» **AUFGABENSTELLUNG**: Gib bitte aus der Buchbeschreibung zu „Am Ende der Welt“ den Abschnitt wörtlich aus, der bei „Ein junger Missionar“ beginnt und bei „Leben bestimmen wird.“ endet.

» **TEXTAUSZUG**:
Erzählung
142 Seiten
Mit Autorenbild
Leinen
Preis: 9,80 €

ISBN 978-3-928606-12-7
Nikolai Leskow
Am Ende der Welt

Ein junger Missionar ist zusammen mit einem ungetauften Wilden auf dem Weg zu den Eingeborenen. Da geraten die Reisenden unvermittelt in einen entfesselten Schneesturm. Den Tod vor Augen und der Gesinnung eines Wilden ausgeliefert, macht der Missionar eine Erfahrung, die sein künftiges Leben bestimmen wird.
Zur Zeit nicht lieferbar.

» **Strukturierte Daten zur Seitenanalyse**:
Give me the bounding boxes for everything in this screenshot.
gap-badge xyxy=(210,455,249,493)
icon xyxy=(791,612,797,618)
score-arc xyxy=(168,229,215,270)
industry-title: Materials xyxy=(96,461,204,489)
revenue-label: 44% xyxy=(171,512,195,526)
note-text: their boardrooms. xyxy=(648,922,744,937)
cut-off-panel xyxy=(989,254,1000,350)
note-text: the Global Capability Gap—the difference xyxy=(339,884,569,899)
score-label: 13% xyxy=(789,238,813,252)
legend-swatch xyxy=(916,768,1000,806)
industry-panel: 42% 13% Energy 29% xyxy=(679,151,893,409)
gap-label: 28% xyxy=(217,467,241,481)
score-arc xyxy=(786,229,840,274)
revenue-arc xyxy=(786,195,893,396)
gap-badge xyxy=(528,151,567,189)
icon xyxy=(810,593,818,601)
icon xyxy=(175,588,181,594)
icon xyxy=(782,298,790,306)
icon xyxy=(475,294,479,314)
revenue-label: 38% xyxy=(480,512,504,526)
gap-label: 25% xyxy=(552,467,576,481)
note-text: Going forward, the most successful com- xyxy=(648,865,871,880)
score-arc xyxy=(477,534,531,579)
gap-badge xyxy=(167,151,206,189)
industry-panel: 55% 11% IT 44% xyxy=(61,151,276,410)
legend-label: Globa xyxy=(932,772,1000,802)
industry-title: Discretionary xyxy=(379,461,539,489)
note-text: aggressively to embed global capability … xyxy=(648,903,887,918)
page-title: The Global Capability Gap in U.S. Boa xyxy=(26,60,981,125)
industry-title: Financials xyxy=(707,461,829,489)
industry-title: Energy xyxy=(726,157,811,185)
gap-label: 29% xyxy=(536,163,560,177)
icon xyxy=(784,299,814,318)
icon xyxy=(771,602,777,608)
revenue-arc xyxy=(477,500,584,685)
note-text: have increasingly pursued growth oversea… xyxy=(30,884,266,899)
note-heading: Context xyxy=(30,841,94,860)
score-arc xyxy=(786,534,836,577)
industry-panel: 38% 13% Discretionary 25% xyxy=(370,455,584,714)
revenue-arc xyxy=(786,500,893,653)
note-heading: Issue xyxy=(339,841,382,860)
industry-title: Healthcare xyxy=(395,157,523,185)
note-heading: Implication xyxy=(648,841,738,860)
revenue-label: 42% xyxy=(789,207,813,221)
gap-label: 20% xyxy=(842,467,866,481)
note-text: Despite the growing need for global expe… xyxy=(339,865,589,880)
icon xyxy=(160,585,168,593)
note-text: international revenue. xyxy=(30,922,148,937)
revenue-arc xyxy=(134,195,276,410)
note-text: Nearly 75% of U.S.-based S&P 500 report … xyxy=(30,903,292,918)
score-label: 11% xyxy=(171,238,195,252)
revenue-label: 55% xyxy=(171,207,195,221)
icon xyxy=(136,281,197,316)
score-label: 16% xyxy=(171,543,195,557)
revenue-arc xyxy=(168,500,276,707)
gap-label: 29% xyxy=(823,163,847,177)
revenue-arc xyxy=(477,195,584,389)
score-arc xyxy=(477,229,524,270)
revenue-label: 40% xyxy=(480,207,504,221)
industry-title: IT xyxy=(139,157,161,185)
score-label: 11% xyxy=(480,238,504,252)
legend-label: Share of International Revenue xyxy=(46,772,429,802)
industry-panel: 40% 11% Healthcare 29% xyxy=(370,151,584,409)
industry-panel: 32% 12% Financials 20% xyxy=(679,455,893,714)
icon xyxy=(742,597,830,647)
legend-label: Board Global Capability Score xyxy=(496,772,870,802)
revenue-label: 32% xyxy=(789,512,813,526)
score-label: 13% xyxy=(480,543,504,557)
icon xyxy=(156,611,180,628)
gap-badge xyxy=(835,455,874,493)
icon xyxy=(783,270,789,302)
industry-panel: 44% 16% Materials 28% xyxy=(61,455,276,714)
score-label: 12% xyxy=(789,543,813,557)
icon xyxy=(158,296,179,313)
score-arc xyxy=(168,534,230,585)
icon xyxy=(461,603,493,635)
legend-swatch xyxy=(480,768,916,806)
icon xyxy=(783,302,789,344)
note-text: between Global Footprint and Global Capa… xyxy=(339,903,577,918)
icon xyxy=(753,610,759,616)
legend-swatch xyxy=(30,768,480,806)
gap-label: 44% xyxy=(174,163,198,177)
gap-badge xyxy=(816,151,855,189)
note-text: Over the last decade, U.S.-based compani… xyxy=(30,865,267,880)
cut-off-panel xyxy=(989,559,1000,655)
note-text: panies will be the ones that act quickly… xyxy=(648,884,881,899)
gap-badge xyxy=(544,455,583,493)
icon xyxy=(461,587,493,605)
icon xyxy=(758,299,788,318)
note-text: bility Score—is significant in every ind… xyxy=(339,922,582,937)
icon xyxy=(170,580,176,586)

» **ERGEBNIS DER ÜBUNG**:
Ein junger Missionar ist zusammen mit einem ungetauften Wilden auf dem Weg zu den Eingeborenen. Da geraten die Reisenden unvermittelt in einen entfesselten Schneesturm. Den Tod vor Augen und der Gesinnung eines Wilden ausgeliefert, macht der Missionar eine Erfahrung, die sein künftiges Leben bestimmen wird.